Below is a block of records; repeat each one exactly.

## Start

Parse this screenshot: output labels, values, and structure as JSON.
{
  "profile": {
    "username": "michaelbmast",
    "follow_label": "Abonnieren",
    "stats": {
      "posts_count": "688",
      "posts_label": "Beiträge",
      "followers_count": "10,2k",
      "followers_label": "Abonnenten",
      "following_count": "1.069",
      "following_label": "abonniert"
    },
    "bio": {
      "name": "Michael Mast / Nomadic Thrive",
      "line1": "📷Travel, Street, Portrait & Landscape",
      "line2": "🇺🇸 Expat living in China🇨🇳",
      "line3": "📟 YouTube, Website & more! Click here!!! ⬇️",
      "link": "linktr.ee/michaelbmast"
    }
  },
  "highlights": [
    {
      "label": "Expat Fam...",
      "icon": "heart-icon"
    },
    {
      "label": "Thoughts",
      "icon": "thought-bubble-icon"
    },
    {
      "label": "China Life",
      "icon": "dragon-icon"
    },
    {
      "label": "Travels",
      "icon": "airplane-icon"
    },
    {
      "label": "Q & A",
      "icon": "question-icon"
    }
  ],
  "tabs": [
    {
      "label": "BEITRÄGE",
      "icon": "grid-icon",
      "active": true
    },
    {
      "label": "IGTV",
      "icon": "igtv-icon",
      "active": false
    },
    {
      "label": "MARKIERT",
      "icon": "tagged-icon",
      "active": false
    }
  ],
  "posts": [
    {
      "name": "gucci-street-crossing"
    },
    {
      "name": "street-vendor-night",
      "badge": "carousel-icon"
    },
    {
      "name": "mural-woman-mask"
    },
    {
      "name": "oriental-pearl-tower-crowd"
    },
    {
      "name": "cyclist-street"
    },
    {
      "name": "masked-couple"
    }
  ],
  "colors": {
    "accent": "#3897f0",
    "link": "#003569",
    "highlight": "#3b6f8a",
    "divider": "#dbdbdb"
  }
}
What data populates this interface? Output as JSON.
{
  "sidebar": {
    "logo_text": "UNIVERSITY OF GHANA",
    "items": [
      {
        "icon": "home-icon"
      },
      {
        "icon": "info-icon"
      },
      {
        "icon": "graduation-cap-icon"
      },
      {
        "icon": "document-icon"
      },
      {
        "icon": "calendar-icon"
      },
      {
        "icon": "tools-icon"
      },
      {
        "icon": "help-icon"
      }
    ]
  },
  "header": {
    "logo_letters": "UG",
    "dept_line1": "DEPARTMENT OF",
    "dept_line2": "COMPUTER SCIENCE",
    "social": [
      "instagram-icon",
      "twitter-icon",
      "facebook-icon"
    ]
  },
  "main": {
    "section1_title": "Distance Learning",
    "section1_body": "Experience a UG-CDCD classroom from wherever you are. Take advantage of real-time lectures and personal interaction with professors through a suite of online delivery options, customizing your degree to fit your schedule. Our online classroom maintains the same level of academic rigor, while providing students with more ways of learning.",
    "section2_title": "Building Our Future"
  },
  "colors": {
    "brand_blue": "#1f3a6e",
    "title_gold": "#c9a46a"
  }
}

## End

» **Task answer**:
Parse this screenshot: output labels, values, and structure as JSON.
{
  "profile": {
    "username": "michaelbmast",
    "follow_label": "Abonnieren",
    "stats": {
      "posts_count": "688",
      "posts_label": "Beiträge",
      "followers_count": "10,2k",
      "followers_label": "Abonnenten",
      "following_count": "1.069",
      "following_label": "abonniert"
    },
    "bio": {
      "name": "Michael Mast / Nomadic Thrive",
      "line1": "📷Travel, Street, Portrait & Landscape",
      "line2": "🇺🇸 Expat living in China🇨🇳",
      "line3": "📟 YouTube, Website & more! Click here!!! ⬇️",
      "link": "linktr.ee/michaelbmast"
    }
  },
  "highlights": [
    {
      "label": "Expat Fam...",
      "icon": "heart-icon"
    },
    {
      "label": "Thoughts",
      "icon": "thought-bubble-icon"
    },
    {
      "label": "China Life",
      "icon": "dragon-icon"
    },
    {
      "label": "Travels",
      "icon": "airplane-icon"
    },
    {
      "label": "Q & A",
      "icon": "question-icon"
    }
  ],
  "tabs": [
    {
      "label": "BEITRÄGE",
      "icon": "grid-icon",
      "active": true
    },
    {
      "label": "IGTV",
      "icon": "igtv-icon",
      "active": false
    },
    {
      "label": "MARKIERT",
      "icon": "tagged-icon",
      "active": false
    }
  ],
  "posts": [
    {
      "name": "gucci-street-crossing"
    },
    {
      "name": "street-vendor-night",
      "badge": "carousel-icon"
    },
    {
      "name": "mural-woman-mask"
    },
    {
      "name": "oriental-pearl-tower-crowd"
    },
    {
      "name": "cyclist-street"
    },
    {
      "name": "masked-couple"
    }
  ],
  "colors": {
    "accent": "#3897f0",
    "link": "#003569",
    "highlight": "#3b6f8a",
    "divider": "#dbdbdb"
  }
}
What data populates this interface? Output as JSON.
{
  "sidebar": {
    "logo_text": "UNIVERSITY OF GHANA",
    "items": [
      {
        "icon": "home-icon"
      },
      {
        "icon": "info-icon"
      },
      {
        "icon": "graduation-cap-icon"
      },
      {
        "icon": "document-icon"
      },
      {
        "icon": "calendar-icon"
      },
      {
        "icon": "tools-icon"
      },
      {
        "icon": "help-icon"
      }
    ]
  },
  "header": {
    "logo_letters": "UG",
    "dept_line1": "DEPARTMENT OF",
    "dept_line2": "COMPUTER SCIENCE",
    "social": [
      "instagram-icon",
      "twitter-icon",
      "facebook-icon"
    ]
  },
  "main": {
    "section1_title": "Distance Learning",
    "section1_body": "Experience a UG-CDCD classroom from wherever you are. Take advantage of real-time lectures and personal interaction with professors through a suite of online delivery options, customizing your degree to fit your schedule. Our online classroom maintains the same level of academic rigor, while providing students with more ways of learning.",
    "section2_title": "Building Our Future"
  },
  "colors": {
    "brand_blue": "#1f3a6e",
    "title_gold": "#c9a46a"
  }
}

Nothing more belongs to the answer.